* START Data shown *

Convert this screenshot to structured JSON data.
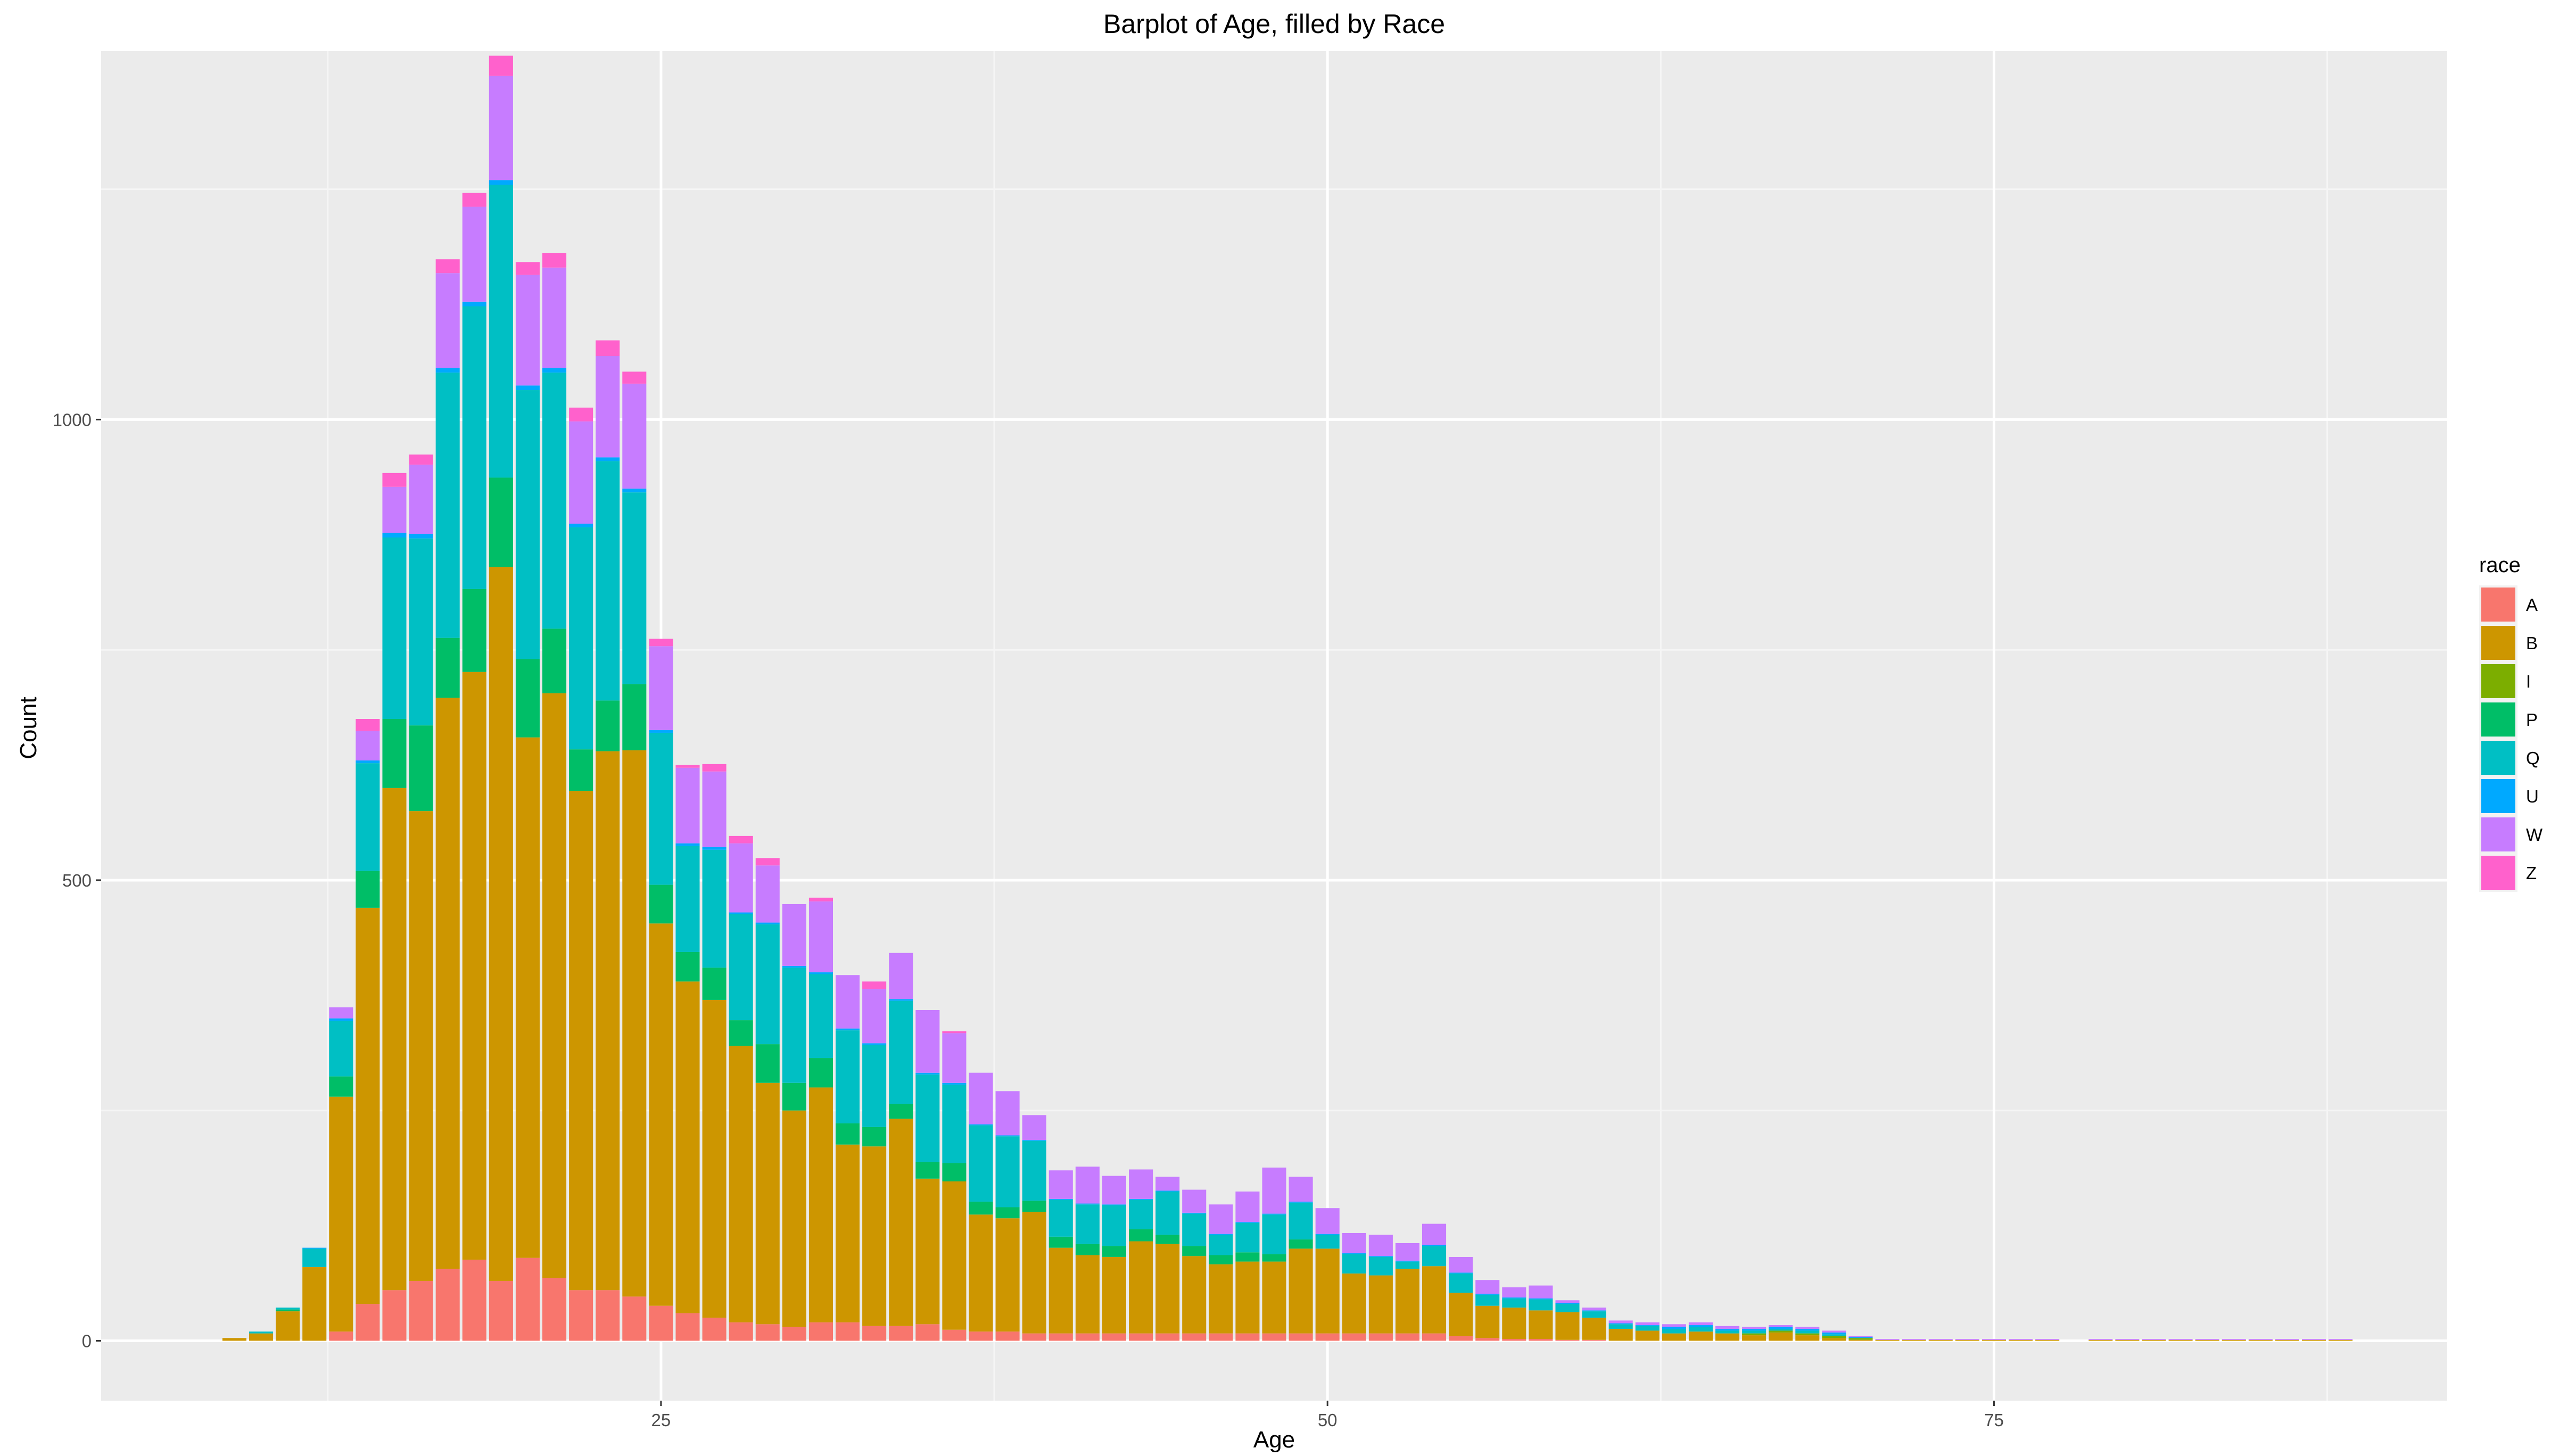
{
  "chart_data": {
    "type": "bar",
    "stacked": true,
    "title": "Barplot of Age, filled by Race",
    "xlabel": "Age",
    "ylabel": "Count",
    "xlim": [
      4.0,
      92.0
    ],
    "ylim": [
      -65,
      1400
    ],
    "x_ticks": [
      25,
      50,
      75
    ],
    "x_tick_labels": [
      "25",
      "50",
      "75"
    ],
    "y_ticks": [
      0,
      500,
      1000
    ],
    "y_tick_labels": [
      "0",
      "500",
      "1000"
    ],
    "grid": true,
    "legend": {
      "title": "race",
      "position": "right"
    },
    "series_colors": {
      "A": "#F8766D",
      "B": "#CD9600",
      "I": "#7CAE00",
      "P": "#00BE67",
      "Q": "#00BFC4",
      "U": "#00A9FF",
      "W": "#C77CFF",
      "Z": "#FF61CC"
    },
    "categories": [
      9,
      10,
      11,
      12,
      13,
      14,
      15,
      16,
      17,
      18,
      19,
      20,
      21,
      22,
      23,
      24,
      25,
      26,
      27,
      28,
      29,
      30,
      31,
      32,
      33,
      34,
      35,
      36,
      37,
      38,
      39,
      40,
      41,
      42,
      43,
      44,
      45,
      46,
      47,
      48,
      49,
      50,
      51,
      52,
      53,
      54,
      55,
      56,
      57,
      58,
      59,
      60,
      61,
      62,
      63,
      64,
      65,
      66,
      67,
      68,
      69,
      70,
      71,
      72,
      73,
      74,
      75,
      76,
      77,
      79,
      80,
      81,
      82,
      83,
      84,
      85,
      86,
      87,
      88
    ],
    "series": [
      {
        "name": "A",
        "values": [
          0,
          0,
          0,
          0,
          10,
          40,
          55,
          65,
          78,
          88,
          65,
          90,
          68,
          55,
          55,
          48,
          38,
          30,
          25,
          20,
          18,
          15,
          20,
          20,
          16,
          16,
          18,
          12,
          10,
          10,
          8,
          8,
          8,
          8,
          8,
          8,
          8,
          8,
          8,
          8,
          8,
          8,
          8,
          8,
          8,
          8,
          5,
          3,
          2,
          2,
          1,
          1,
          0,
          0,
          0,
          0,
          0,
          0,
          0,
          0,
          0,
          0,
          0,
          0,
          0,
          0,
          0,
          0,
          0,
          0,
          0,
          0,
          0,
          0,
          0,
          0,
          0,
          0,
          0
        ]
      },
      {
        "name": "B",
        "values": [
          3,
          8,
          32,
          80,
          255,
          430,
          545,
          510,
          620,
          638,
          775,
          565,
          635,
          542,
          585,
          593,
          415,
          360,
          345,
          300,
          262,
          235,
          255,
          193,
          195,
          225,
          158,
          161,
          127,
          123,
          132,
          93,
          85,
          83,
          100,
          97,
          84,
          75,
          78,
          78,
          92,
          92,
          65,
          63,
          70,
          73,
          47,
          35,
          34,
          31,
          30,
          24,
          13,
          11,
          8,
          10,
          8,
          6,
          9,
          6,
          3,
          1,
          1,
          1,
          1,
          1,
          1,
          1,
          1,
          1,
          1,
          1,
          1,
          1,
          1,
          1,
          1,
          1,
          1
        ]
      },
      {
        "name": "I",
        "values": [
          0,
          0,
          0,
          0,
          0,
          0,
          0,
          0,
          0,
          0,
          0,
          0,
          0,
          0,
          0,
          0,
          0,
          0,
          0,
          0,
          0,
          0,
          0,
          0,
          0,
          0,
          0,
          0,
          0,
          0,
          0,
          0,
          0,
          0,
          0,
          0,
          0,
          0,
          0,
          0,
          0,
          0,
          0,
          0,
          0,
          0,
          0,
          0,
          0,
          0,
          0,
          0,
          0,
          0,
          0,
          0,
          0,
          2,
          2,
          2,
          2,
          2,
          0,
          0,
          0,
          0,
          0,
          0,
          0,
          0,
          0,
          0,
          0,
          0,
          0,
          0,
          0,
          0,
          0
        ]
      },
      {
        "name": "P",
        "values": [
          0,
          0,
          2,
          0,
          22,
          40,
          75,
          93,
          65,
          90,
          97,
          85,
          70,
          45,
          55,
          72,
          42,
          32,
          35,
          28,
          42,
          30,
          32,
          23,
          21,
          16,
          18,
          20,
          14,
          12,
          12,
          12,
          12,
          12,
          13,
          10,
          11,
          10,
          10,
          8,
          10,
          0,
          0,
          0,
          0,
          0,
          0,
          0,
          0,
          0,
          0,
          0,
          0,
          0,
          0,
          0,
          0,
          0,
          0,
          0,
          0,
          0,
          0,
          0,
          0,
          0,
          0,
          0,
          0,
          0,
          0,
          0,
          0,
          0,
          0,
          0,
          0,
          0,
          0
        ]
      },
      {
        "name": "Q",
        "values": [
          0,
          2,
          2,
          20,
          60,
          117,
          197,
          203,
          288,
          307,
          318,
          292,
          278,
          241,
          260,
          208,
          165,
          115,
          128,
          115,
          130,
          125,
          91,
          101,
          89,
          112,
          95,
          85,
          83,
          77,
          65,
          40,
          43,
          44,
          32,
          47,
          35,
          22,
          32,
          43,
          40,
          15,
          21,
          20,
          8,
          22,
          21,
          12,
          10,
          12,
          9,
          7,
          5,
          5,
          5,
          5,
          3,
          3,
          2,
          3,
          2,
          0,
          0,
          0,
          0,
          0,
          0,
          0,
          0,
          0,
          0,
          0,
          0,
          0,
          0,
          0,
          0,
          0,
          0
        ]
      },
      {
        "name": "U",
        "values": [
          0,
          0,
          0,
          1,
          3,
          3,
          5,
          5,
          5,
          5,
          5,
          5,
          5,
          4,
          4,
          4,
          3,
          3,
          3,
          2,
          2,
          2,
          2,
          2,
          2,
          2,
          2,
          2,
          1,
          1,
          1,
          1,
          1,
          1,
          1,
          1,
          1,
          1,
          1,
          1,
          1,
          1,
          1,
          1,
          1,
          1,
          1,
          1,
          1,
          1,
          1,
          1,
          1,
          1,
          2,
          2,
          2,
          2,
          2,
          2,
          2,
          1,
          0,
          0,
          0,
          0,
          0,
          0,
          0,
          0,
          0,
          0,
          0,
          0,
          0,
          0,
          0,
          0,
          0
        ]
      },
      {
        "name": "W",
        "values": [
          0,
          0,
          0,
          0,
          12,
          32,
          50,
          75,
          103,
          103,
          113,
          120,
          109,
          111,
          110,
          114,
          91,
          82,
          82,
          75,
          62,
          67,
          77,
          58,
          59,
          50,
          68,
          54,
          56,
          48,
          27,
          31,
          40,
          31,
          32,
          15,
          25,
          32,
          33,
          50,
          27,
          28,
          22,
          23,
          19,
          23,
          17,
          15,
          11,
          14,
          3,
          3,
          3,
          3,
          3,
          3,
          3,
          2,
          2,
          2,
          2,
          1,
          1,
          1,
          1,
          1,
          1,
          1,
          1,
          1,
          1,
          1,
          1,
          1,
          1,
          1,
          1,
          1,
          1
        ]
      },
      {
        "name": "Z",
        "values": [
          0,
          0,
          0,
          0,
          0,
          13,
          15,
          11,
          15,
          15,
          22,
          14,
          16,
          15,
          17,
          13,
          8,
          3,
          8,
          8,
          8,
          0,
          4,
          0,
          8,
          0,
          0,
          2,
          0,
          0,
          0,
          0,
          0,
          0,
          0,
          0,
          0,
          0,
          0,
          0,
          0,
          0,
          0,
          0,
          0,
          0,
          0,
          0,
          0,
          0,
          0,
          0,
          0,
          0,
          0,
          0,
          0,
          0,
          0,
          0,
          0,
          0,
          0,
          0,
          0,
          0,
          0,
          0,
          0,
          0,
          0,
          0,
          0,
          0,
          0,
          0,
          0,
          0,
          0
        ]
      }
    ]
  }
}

* END Data shown *

Write the entries above out again exactly, but not the pictures.

Solved problem
Convert this screenshot to structured JSON data.
{
  "chart_data": {
    "type": "bar",
    "stacked": true,
    "title": "Barplot of Age, filled by Race",
    "xlabel": "Age",
    "ylabel": "Count",
    "xlim": [
      4.0,
      92.0
    ],
    "ylim": [
      -65,
      1400
    ],
    "x_ticks": [
      25,
      50,
      75
    ],
    "x_tick_labels": [
      "25",
      "50",
      "75"
    ],
    "y_ticks": [
      0,
      500,
      1000
    ],
    "y_tick_labels": [
      "0",
      "500",
      "1000"
    ],
    "grid": true,
    "legend": {
      "title": "race",
      "position": "right"
    },
    "series_colors": {
      "A": "#F8766D",
      "B": "#CD9600",
      "I": "#7CAE00",
      "P": "#00BE67",
      "Q": "#00BFC4",
      "U": "#00A9FF",
      "W": "#C77CFF",
      "Z": "#FF61CC"
    },
    "categories": [
      9,
      10,
      11,
      12,
      13,
      14,
      15,
      16,
      17,
      18,
      19,
      20,
      21,
      22,
      23,
      24,
      25,
      26,
      27,
      28,
      29,
      30,
      31,
      32,
      33,
      34,
      35,
      36,
      37,
      38,
      39,
      40,
      41,
      42,
      43,
      44,
      45,
      46,
      47,
      48,
      49,
      50,
      51,
      52,
      53,
      54,
      55,
      56,
      57,
      58,
      59,
      60,
      61,
      62,
      63,
      64,
      65,
      66,
      67,
      68,
      69,
      70,
      71,
      72,
      73,
      74,
      75,
      76,
      77,
      79,
      80,
      81,
      82,
      83,
      84,
      85,
      86,
      87,
      88
    ],
    "series": [
      {
        "name": "A",
        "values": [
          0,
          0,
          0,
          0,
          10,
          40,
          55,
          65,
          78,
          88,
          65,
          90,
          68,
          55,
          55,
          48,
          38,
          30,
          25,
          20,
          18,
          15,
          20,
          20,
          16,
          16,
          18,
          12,
          10,
          10,
          8,
          8,
          8,
          8,
          8,
          8,
          8,
          8,
          8,
          8,
          8,
          8,
          8,
          8,
          8,
          8,
          5,
          3,
          2,
          2,
          1,
          1,
          0,
          0,
          0,
          0,
          0,
          0,
          0,
          0,
          0,
          0,
          0,
          0,
          0,
          0,
          0,
          0,
          0,
          0,
          0,
          0,
          0,
          0,
          0,
          0,
          0,
          0,
          0
        ]
      },
      {
        "name": "B",
        "values": [
          3,
          8,
          32,
          80,
          255,
          430,
          545,
          510,
          620,
          638,
          775,
          565,
          635,
          542,
          585,
          593,
          415,
          360,
          345,
          300,
          262,
          235,
          255,
          193,
          195,
          225,
          158,
          161,
          127,
          123,
          132,
          93,
          85,
          83,
          100,
          97,
          84,
          75,
          78,
          78,
          92,
          92,
          65,
          63,
          70,
          73,
          47,
          35,
          34,
          31,
          30,
          24,
          13,
          11,
          8,
          10,
          8,
          6,
          9,
          6,
          3,
          1,
          1,
          1,
          1,
          1,
          1,
          1,
          1,
          1,
          1,
          1,
          1,
          1,
          1,
          1,
          1,
          1,
          1
        ]
      },
      {
        "name": "I",
        "values": [
          0,
          0,
          0,
          0,
          0,
          0,
          0,
          0,
          0,
          0,
          0,
          0,
          0,
          0,
          0,
          0,
          0,
          0,
          0,
          0,
          0,
          0,
          0,
          0,
          0,
          0,
          0,
          0,
          0,
          0,
          0,
          0,
          0,
          0,
          0,
          0,
          0,
          0,
          0,
          0,
          0,
          0,
          0,
          0,
          0,
          0,
          0,
          0,
          0,
          0,
          0,
          0,
          0,
          0,
          0,
          0,
          0,
          2,
          2,
          2,
          2,
          2,
          0,
          0,
          0,
          0,
          0,
          0,
          0,
          0,
          0,
          0,
          0,
          0,
          0,
          0,
          0,
          0,
          0
        ]
      },
      {
        "name": "P",
        "values": [
          0,
          0,
          2,
          0,
          22,
          40,
          75,
          93,
          65,
          90,
          97,
          85,
          70,
          45,
          55,
          72,
          42,
          32,
          35,
          28,
          42,
          30,
          32,
          23,
          21,
          16,
          18,
          20,
          14,
          12,
          12,
          12,
          12,
          12,
          13,
          10,
          11,
          10,
          10,
          8,
          10,
          0,
          0,
          0,
          0,
          0,
          0,
          0,
          0,
          0,
          0,
          0,
          0,
          0,
          0,
          0,
          0,
          0,
          0,
          0,
          0,
          0,
          0,
          0,
          0,
          0,
          0,
          0,
          0,
          0,
          0,
          0,
          0,
          0,
          0,
          0,
          0,
          0,
          0
        ]
      },
      {
        "name": "Q",
        "values": [
          0,
          2,
          2,
          20,
          60,
          117,
          197,
          203,
          288,
          307,
          318,
          292,
          278,
          241,
          260,
          208,
          165,
          115,
          128,
          115,
          130,
          125,
          91,
          101,
          89,
          112,
          95,
          85,
          83,
          77,
          65,
          40,
          43,
          44,
          32,
          47,
          35,
          22,
          32,
          43,
          40,
          15,
          21,
          20,
          8,
          22,
          21,
          12,
          10,
          12,
          9,
          7,
          5,
          5,
          5,
          5,
          3,
          3,
          2,
          3,
          2,
          0,
          0,
          0,
          0,
          0,
          0,
          0,
          0,
          0,
          0,
          0,
          0,
          0,
          0,
          0,
          0,
          0,
          0
        ]
      },
      {
        "name": "U",
        "values": [
          0,
          0,
          0,
          1,
          3,
          3,
          5,
          5,
          5,
          5,
          5,
          5,
          5,
          4,
          4,
          4,
          3,
          3,
          3,
          2,
          2,
          2,
          2,
          2,
          2,
          2,
          2,
          2,
          1,
          1,
          1,
          1,
          1,
          1,
          1,
          1,
          1,
          1,
          1,
          1,
          1,
          1,
          1,
          1,
          1,
          1,
          1,
          1,
          1,
          1,
          1,
          1,
          1,
          1,
          2,
          2,
          2,
          2,
          2,
          2,
          2,
          1,
          0,
          0,
          0,
          0,
          0,
          0,
          0,
          0,
          0,
          0,
          0,
          0,
          0,
          0,
          0,
          0,
          0
        ]
      },
      {
        "name": "W",
        "values": [
          0,
          0,
          0,
          0,
          12,
          32,
          50,
          75,
          103,
          103,
          113,
          120,
          109,
          111,
          110,
          114,
          91,
          82,
          82,
          75,
          62,
          67,
          77,
          58,
          59,
          50,
          68,
          54,
          56,
          48,
          27,
          31,
          40,
          31,
          32,
          15,
          25,
          32,
          33,
          50,
          27,
          28,
          22,
          23,
          19,
          23,
          17,
          15,
          11,
          14,
          3,
          3,
          3,
          3,
          3,
          3,
          3,
          2,
          2,
          2,
          2,
          1,
          1,
          1,
          1,
          1,
          1,
          1,
          1,
          1,
          1,
          1,
          1,
          1,
          1,
          1,
          1,
          1,
          1
        ]
      },
      {
        "name": "Z",
        "values": [
          0,
          0,
          0,
          0,
          0,
          13,
          15,
          11,
          15,
          15,
          22,
          14,
          16,
          15,
          17,
          13,
          8,
          3,
          8,
          8,
          8,
          0,
          4,
          0,
          8,
          0,
          0,
          2,
          0,
          0,
          0,
          0,
          0,
          0,
          0,
          0,
          0,
          0,
          0,
          0,
          0,
          0,
          0,
          0,
          0,
          0,
          0,
          0,
          0,
          0,
          0,
          0,
          0,
          0,
          0,
          0,
          0,
          0,
          0,
          0,
          0,
          0,
          0,
          0,
          0,
          0,
          0,
          0,
          0,
          0,
          0,
          0,
          0,
          0,
          0,
          0,
          0,
          0,
          0
        ]
      }
    ]
  }
}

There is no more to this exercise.